Below is a block of records. Copy every line in it that contains the word "обеспечение".

# START OF EXTRACTED ENTRIES

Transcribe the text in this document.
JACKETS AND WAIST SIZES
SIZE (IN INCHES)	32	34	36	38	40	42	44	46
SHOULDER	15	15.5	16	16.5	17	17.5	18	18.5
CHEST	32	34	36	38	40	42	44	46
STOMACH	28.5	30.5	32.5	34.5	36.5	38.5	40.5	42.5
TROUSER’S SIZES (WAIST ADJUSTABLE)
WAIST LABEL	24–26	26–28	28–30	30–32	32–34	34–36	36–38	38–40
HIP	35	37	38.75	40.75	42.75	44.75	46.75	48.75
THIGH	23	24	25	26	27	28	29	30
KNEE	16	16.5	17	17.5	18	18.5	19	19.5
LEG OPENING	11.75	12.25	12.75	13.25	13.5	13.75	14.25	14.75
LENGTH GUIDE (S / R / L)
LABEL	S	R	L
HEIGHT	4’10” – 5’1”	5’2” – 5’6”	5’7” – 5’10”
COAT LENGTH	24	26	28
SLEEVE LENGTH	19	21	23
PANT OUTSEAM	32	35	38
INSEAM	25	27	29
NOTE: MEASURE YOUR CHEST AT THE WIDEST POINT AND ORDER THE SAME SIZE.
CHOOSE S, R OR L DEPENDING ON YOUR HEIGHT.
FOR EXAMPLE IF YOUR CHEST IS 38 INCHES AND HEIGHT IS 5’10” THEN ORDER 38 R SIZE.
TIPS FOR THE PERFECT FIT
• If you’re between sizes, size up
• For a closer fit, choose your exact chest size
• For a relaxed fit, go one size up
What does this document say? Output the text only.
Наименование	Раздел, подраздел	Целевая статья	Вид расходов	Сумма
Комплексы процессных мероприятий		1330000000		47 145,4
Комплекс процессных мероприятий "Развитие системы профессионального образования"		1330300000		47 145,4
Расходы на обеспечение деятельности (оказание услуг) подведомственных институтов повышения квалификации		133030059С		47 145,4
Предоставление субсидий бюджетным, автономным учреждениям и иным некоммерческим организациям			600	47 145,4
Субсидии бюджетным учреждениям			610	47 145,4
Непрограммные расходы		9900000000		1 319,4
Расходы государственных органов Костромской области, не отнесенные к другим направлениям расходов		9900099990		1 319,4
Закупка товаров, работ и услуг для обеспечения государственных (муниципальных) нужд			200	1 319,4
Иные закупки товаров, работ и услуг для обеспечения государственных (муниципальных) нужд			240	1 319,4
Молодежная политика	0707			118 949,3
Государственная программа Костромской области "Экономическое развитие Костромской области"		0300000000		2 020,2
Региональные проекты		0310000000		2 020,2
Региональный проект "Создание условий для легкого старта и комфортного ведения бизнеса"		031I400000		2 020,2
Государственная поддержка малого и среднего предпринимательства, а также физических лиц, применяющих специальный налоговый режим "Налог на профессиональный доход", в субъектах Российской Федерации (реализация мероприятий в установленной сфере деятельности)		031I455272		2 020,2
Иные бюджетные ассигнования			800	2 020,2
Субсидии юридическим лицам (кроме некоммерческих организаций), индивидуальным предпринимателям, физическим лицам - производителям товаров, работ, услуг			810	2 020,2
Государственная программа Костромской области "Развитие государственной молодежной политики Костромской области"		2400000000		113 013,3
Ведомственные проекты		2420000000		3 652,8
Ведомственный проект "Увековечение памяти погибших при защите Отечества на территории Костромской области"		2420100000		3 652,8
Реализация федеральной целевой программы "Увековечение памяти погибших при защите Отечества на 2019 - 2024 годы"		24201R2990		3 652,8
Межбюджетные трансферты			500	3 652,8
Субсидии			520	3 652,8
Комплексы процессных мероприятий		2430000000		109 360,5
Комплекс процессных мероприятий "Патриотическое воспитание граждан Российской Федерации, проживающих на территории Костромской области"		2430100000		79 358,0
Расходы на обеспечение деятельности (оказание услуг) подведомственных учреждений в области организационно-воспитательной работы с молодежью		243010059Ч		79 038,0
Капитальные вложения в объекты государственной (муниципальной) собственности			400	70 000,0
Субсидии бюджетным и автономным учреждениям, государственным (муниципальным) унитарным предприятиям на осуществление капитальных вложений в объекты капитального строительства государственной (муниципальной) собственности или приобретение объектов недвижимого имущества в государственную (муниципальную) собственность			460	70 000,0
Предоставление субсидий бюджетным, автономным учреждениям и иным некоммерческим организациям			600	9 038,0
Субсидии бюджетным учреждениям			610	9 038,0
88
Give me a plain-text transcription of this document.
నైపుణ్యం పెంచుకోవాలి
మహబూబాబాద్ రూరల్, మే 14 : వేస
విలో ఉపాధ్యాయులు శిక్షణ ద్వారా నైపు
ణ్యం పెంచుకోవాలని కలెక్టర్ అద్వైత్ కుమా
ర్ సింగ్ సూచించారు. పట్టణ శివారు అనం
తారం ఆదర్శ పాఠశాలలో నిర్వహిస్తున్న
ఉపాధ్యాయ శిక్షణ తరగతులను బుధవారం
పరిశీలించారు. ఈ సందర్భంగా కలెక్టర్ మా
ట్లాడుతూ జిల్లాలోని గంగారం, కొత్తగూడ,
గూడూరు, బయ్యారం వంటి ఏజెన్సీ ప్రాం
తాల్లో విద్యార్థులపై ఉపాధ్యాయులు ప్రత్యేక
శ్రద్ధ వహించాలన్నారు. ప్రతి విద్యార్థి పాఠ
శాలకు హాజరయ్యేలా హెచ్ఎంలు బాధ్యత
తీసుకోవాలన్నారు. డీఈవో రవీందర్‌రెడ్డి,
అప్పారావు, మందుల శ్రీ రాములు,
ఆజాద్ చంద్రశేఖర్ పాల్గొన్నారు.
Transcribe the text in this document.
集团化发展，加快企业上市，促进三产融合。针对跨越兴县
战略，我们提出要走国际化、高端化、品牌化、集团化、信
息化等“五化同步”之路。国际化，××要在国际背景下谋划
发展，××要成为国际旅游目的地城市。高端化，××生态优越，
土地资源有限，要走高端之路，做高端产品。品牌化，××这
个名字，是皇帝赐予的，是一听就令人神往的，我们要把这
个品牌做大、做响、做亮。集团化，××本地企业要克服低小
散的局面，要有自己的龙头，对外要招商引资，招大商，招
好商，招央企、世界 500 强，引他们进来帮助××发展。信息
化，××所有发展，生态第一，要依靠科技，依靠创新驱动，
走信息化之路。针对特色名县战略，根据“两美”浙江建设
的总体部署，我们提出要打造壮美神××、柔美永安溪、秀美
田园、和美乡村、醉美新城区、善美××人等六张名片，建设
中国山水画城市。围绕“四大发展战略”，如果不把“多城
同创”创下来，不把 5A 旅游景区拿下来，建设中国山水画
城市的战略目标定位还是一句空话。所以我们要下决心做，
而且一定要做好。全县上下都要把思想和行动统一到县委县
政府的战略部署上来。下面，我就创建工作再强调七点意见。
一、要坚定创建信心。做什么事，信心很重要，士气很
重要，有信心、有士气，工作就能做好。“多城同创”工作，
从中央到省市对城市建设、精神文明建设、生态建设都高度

# END OF EXTRACTED ENTRIES

▶ [FINAL RESULT]
Расходы на обеспечение деятельности (оказание услуг) подведомственных институтов повышения квалификации		133030059С		47 145,4
Расходы на обеспечение деятельности (оказание услуг) подведомственных учреждений в области организационно-воспитательной работы с молодежью		243010059Ч		79 038,0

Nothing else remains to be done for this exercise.